Your goal >> Scan the records for the word "cada". Copy each line that includes it.

Collected data:

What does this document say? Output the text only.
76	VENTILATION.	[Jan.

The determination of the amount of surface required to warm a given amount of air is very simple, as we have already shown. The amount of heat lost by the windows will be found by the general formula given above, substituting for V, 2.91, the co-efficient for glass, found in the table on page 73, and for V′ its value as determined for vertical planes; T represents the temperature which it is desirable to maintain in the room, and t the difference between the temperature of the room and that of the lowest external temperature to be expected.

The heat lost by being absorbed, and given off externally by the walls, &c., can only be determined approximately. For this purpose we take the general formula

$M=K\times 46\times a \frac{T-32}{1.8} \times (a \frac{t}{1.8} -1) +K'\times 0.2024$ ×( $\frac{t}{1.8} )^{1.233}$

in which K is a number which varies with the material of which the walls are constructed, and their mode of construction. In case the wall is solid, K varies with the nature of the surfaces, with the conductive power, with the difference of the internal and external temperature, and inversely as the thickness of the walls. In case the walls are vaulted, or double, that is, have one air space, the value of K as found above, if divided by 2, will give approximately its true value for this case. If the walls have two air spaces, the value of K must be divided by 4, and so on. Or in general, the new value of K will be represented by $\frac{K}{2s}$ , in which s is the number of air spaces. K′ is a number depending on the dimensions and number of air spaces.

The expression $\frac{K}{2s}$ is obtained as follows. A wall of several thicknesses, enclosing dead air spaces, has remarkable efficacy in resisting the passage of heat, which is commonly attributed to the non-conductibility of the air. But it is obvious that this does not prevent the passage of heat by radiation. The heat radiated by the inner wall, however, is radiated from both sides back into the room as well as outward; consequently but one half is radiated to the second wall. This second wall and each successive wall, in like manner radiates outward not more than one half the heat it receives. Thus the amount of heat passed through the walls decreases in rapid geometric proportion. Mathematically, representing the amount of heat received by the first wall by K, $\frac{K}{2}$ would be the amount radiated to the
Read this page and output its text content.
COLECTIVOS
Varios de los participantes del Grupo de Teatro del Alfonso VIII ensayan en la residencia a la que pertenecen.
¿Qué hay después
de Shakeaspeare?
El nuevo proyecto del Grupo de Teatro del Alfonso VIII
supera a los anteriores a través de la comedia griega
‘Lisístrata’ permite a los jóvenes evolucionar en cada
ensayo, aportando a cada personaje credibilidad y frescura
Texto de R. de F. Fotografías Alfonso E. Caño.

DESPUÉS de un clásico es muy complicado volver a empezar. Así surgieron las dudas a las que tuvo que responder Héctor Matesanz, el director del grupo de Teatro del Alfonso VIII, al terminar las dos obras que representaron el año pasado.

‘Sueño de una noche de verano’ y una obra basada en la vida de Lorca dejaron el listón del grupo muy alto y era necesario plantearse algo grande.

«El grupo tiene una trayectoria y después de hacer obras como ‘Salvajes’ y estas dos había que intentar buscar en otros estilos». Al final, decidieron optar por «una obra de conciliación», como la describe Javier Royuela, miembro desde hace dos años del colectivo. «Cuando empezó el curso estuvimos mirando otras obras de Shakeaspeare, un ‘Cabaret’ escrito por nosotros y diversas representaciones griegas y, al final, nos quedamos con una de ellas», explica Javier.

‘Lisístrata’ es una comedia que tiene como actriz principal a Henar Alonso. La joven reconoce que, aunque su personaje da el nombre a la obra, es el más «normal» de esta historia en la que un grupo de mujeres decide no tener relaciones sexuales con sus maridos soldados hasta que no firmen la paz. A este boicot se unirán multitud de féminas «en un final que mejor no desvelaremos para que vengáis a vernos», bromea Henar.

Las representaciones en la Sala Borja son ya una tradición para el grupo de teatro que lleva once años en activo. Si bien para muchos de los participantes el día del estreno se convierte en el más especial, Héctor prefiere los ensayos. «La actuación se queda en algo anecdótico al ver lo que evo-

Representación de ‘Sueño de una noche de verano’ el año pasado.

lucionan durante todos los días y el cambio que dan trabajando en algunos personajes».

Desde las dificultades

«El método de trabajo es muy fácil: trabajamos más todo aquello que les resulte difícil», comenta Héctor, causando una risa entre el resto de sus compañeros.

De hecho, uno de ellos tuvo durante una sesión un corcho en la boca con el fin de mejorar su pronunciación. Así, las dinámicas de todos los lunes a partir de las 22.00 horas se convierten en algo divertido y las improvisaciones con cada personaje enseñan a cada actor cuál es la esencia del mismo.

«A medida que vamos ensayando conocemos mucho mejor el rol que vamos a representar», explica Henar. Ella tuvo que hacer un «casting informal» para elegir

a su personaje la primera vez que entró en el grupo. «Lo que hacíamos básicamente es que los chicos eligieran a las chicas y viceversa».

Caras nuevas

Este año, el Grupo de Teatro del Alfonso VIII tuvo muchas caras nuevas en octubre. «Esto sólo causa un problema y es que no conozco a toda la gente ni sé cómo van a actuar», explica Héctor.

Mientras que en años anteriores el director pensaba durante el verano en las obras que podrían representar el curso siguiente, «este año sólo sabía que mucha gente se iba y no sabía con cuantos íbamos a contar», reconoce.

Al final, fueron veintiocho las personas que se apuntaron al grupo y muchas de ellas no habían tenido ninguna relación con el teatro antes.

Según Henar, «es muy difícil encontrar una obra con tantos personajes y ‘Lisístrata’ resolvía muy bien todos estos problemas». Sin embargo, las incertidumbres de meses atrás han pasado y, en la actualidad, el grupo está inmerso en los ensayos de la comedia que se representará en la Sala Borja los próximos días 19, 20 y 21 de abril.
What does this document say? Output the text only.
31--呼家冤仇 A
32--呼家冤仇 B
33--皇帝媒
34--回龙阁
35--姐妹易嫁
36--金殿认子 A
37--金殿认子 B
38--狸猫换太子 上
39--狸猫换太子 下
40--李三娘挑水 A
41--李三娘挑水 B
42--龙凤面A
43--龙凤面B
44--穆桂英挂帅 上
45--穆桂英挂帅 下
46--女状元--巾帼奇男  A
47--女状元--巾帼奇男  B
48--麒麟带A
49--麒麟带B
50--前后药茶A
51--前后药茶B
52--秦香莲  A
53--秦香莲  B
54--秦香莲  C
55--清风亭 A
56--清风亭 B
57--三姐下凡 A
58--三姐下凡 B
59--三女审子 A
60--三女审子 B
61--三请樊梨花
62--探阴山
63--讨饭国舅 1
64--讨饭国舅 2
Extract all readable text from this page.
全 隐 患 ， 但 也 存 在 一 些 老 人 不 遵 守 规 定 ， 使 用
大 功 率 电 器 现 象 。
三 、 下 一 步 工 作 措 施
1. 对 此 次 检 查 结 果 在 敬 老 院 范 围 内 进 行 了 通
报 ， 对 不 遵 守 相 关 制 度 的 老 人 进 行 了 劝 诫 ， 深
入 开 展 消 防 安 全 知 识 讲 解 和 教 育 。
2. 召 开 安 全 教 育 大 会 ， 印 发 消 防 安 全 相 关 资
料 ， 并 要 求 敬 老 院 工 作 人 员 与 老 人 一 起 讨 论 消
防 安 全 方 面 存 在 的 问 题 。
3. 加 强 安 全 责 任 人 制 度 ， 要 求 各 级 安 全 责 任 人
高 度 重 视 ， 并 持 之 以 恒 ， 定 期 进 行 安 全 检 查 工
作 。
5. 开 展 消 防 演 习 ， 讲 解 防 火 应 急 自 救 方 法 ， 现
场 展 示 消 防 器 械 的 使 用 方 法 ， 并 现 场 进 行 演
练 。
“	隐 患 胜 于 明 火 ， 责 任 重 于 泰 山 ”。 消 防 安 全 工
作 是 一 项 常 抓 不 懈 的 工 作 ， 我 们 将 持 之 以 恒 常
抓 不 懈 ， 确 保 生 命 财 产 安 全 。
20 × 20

Full output >>
‘Lisístrata’ permite a los jóvenes evolucionar en cada
ensayo, aportando a cada personaje credibilidad y frescura
De hecho, uno de ellos tuvo durante una sesión un corcho en la boca con el fin de mejorar su pronunciación. Así, las dinámicas de todos los lunes a partir de las 22.00 horas se convierten en algo divertido y las improvisaciones con cada personaje enseñan a cada actor cuál es la esencia del mismo.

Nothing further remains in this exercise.